Can you print the entire listing below line for line, without any changes, but leave the pictures out?

## START Exercise data

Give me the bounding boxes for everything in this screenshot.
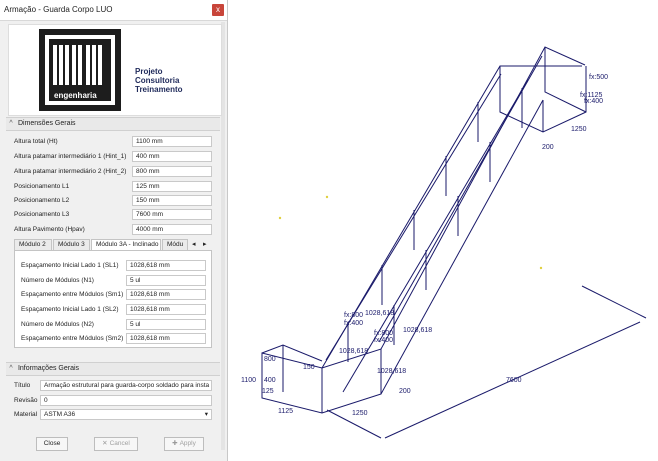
l2-field[interactable]: 150 mm — [132, 195, 212, 206]
n1-field[interactable]: 5 ul — [126, 275, 206, 286]
dim-module-a: 1028,618 — [365, 310, 394, 317]
dim-fx800-b: fx:800 — [374, 330, 393, 337]
chevron-up-icon: ^ — [9, 365, 13, 372]
chevron-down-icon: ▾ — [204, 411, 208, 418]
dialog-title: Armação - Guarda Corpo LUO — [4, 5, 113, 14]
cancel-button[interactable]: ✕ Cancel — [94, 437, 138, 451]
label-hpav: Altura Pavimento (Hpav) — [14, 226, 85, 233]
company-logo: engenharia Projeto Consultoria Treinamen… — [8, 24, 222, 116]
label-n1: Número de Módulos (N1) — [21, 277, 94, 284]
logo-wordmark: engenharia — [54, 91, 97, 100]
label-l1: Posicionamento L1 — [14, 183, 70, 190]
revisao-field[interactable]: 0 — [40, 395, 212, 406]
dim-200-bottom: 200 — [399, 388, 411, 395]
titulo-field[interactable]: Armação estrutural para guarda-corpo sol… — [40, 380, 212, 391]
apply-label: Apply — [179, 440, 196, 447]
label-hint1: Altura patamar intermediário 1 (Hint_1) — [14, 153, 127, 160]
n2-field[interactable]: 5 ul — [126, 319, 206, 330]
label-titulo: Título — [14, 382, 31, 389]
logo-tagline-1: Projeto — [135, 67, 163, 76]
label-l2: Posicionamento L2 — [14, 197, 70, 204]
label-l3: Posicionamento L3 — [14, 211, 70, 218]
label-hint2: Altura patamar intermediário 2 (Hint_2) — [14, 168, 127, 175]
dim-125: 125 — [262, 388, 274, 395]
sl1-field[interactable]: 1028,618 mm — [126, 260, 206, 271]
dimension-labels: 7600 1250 1125 200 150 800 1100 400 125 … — [241, 74, 608, 417]
anm-logo-icon — [39, 29, 121, 111]
chevron-up-icon: ^ — [9, 120, 13, 127]
dim-150: 150 — [303, 364, 315, 371]
section-dimensoes-header[interactable]: ^ Dimensões Gerais — [6, 117, 220, 131]
armacao-dialog: Armação - Guarda Corpo LUO x engenharia … — [0, 0, 228, 461]
hint2-field[interactable]: 800 mm — [132, 166, 212, 177]
hpav-field[interactable]: 4000 mm — [132, 224, 212, 235]
l3-field[interactable]: 7600 mm — [132, 209, 212, 220]
section-info-title: Informações Gerais — [17, 365, 80, 372]
dim-module-c: 1028,618 — [339, 348, 368, 355]
apply-button[interactable]: ✚ Apply — [164, 437, 204, 451]
ht-field[interactable]: 1100 mm — [132, 136, 212, 147]
dim-1250-bottom: 1250 — [352, 410, 368, 417]
dim-400-left: 400 — [264, 377, 276, 384]
dim-800-left: 800 — [264, 356, 276, 363]
logo-tagline-2: Consultoria — [135, 76, 180, 85]
label-sl2: Espaçamento Inicial Lado 1 (SL2) — [21, 306, 119, 313]
tab-next-icon[interactable]: ▸ — [203, 240, 207, 248]
dim-top-1250: 1250 — [571, 126, 587, 133]
label-sm2: Espaçamento entre Módulos (Sm2) — [21, 335, 124, 342]
logo-tagline-3: Treinamento — [135, 85, 183, 94]
guardrail-wireframe — [261, 46, 647, 439]
sm1-field[interactable]: 1028,618 mm — [126, 289, 206, 300]
close-button[interactable]: Close — [36, 437, 68, 451]
material-value: ASTM A36 — [44, 411, 76, 418]
snap-markers — [278, 195, 543, 270]
label-sl1: Espaçamento Inicial Lado 1 (SL1) — [21, 262, 119, 269]
guardrail-3d-viewport[interactable]: 7600 1250 1125 200 150 800 1100 400 125 … — [228, 0, 658, 461]
l1-field[interactable]: 125 mm — [132, 181, 212, 192]
dim-7600: 7600 — [506, 377, 522, 384]
tab-prev-icon[interactable]: ◂ — [192, 240, 196, 248]
label-revisao: Revisão — [14, 397, 38, 404]
label-n2: Número de Módulos (N2) — [21, 321, 94, 328]
dim-1125-bottom: 1125 — [278, 408, 293, 415]
close-icon[interactable]: x — [212, 4, 224, 16]
sl2-field[interactable]: 1028,618 mm — [126, 304, 206, 315]
dim-fx800-a: fx:800 — [344, 312, 363, 319]
dialog-titlebar[interactable]: Armação - Guarda Corpo LUO x — [0, 0, 227, 21]
apply-icon: ✚ — [172, 440, 178, 447]
dim-top-200: 200 — [542, 144, 554, 151]
label-sm1: Espaçamento entre Módulos (Sm1) — [21, 291, 124, 298]
label-ht: Altura total (Ht) — [14, 138, 58, 145]
material-select[interactable]: ASTM A36 ▾ — [40, 409, 212, 420]
section-info-header[interactable]: ^ Informações Gerais — [6, 362, 220, 376]
dim-top-fx400: fx:400 — [584, 98, 603, 105]
sm2-field[interactable]: 1028,618 mm — [126, 333, 206, 344]
dim-module-b: 1028,618 — [403, 327, 432, 334]
section-dimensoes-title: Dimensões Gerais — [17, 120, 76, 127]
dim-top-fx500: fx:500 — [589, 74, 608, 81]
dim-1100: 1100 — [241, 377, 256, 384]
cancel-label: Cancel — [109, 440, 130, 447]
hint1-field[interactable]: 400 mm — [132, 151, 212, 162]
label-material: Material — [14, 411, 38, 418]
cancel-icon: ✕ — [102, 440, 108, 447]
dim-fx400-a: fx:400 — [344, 320, 363, 327]
tab-panel-modulo-3a: Espaçamento Inicial Lado 1 (SL1) 1028,61… — [14, 250, 212, 348]
dim-module-d: 1028,618 — [377, 368, 406, 375]
dim-fx400-b: fx:400 — [374, 337, 393, 344]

## END Exercise data

## Result for this exercise
Give me the bounding boxes for everything in this screenshot.
l2-field[interactable]: 150 mm — [132, 195, 212, 206]
n1-field[interactable]: 5 ul — [126, 275, 206, 286]
dim-module-a: 1028,618 — [365, 310, 394, 317]
dim-fx800-b: fx:800 — [374, 330, 393, 337]
chevron-up-icon: ^ — [9, 365, 13, 372]
chevron-down-icon: ▾ — [204, 411, 208, 418]
dialog-title: Armação - Guarda Corpo LUO — [4, 5, 113, 14]
cancel-button[interactable]: ✕ Cancel — [94, 437, 138, 451]
label-hpav: Altura Pavimento (Hpav) — [14, 226, 85, 233]
company-logo: engenharia Projeto Consultoria Treinamen… — [8, 24, 222, 116]
label-n1: Número de Módulos (N1) — [21, 277, 94, 284]
logo-wordmark: engenharia — [54, 91, 97, 100]
label-l1: Posicionamento L1 — [14, 183, 70, 190]
revisao-field[interactable]: 0 — [40, 395, 212, 406]
dim-200-bottom: 200 — [399, 388, 411, 395]
titulo-field[interactable]: Armação estrutural para guarda-corpo sol… — [40, 380, 212, 391]
apply-label: Apply — [179, 440, 196, 447]
label-hint1: Altura patamar intermediário 1 (Hint_1) — [14, 153, 127, 160]
n2-field[interactable]: 5 ul — [126, 319, 206, 330]
label-titulo: Título — [14, 382, 31, 389]
logo-tagline-1: Projeto — [135, 67, 163, 76]
label-l2: Posicionamento L2 — [14, 197, 70, 204]
label-l3: Posicionamento L3 — [14, 211, 70, 218]
label-hint2: Altura patamar intermediário 2 (Hint_2) — [14, 168, 127, 175]
dim-125: 125 — [262, 388, 274, 395]
sl1-field[interactable]: 1028,618 mm — [126, 260, 206, 271]
dimension-labels: 7600 1250 1125 200 150 800 1100 400 125 … — [241, 74, 608, 417]
anm-logo-icon — [39, 29, 121, 111]
chevron-up-icon: ^ — [9, 120, 13, 127]
dim-150: 150 — [303, 364, 315, 371]
section-dimensoes-header[interactable]: ^ Dimensões Gerais — [6, 117, 220, 131]
armacao-dialog: Armação - Guarda Corpo LUO x engenharia … — [0, 0, 228, 461]
hint2-field[interactable]: 800 mm — [132, 166, 212, 177]
hpav-field[interactable]: 4000 mm — [132, 224, 212, 235]
l3-field[interactable]: 7600 mm — [132, 209, 212, 220]
section-info-title: Informações Gerais — [17, 365, 80, 372]
dim-module-c: 1028,618 — [339, 348, 368, 355]
apply-button[interactable]: ✚ Apply — [164, 437, 204, 451]
ht-field[interactable]: 1100 mm — [132, 136, 212, 147]
dim-1250-bottom: 1250 — [352, 410, 368, 417]
dim-400-left: 400 — [264, 377, 276, 384]
dim-800-left: 800 — [264, 356, 276, 363]
logo-tagline-2: Consultoria — [135, 76, 180, 85]
label-sl2: Espaçamento Inicial Lado 1 (SL2) — [21, 306, 119, 313]
tab-next-icon[interactable]: ▸ — [203, 240, 207, 248]
dim-top-1250: 1250 — [571, 126, 587, 133]
label-sm2: Espaçamento entre Módulos (Sm2) — [21, 335, 124, 342]
logo-tagline-3: Treinamento — [135, 85, 183, 94]
guardrail-wireframe — [261, 46, 647, 439]
sm1-field[interactable]: 1028,618 mm — [126, 289, 206, 300]
close-button[interactable]: Close — [36, 437, 68, 451]
material-value: ASTM A36 — [44, 411, 76, 418]
snap-markers — [278, 195, 543, 270]
label-sl1: Espaçamento Inicial Lado 1 (SL1) — [21, 262, 119, 269]
guardrail-3d-viewport[interactable]: 7600 1250 1125 200 150 800 1100 400 125 … — [228, 0, 658, 461]
l1-field[interactable]: 125 mm — [132, 181, 212, 192]
dim-7600: 7600 — [506, 377, 522, 384]
tab-prev-icon[interactable]: ◂ — [192, 240, 196, 248]
label-revisao: Revisão — [14, 397, 38, 404]
label-n2: Número de Módulos (N2) — [21, 321, 94, 328]
dim-1125-bottom: 1125 — [278, 408, 293, 415]
close-icon[interactable]: x — [212, 4, 224, 16]
sl2-field[interactable]: 1028,618 mm — [126, 304, 206, 315]
dim-fx800-a: fx:800 — [344, 312, 363, 319]
dialog-titlebar[interactable]: Armação - Guarda Corpo LUO x — [0, 0, 227, 21]
apply-icon: ✚ — [172, 440, 178, 447]
dim-top-200: 200 — [542, 144, 554, 151]
label-sm1: Espaçamento entre Módulos (Sm1) — [21, 291, 124, 298]
label-ht: Altura total (Ht) — [14, 138, 58, 145]
material-select[interactable]: ASTM A36 ▾ — [40, 409, 212, 420]
section-info-header[interactable]: ^ Informações Gerais — [6, 362, 220, 376]
dim-top-fx400: fx:400 — [584, 98, 603, 105]
sm2-field[interactable]: 1028,618 mm — [126, 333, 206, 344]
dim-module-b: 1028,618 — [403, 327, 432, 334]
section-dimensoes-title: Dimensões Gerais — [17, 120, 76, 127]
dim-top-fx500: fx:500 — [589, 74, 608, 81]
dim-1100: 1100 — [241, 377, 256, 384]
cancel-label: Cancel — [109, 440, 130, 447]
hint1-field[interactable]: 400 mm — [132, 151, 212, 162]
label-material: Material — [14, 411, 38, 418]
cancel-icon: ✕ — [102, 440, 108, 447]
dim-fx400-a: fx:400 — [344, 320, 363, 327]
tab-panel-modulo-3a: Espaçamento Inicial Lado 1 (SL1) 1028,61… — [14, 250, 212, 348]
dim-module-d: 1028,618 — [377, 368, 406, 375]
dim-fx400-b: fx:400 — [374, 337, 393, 344]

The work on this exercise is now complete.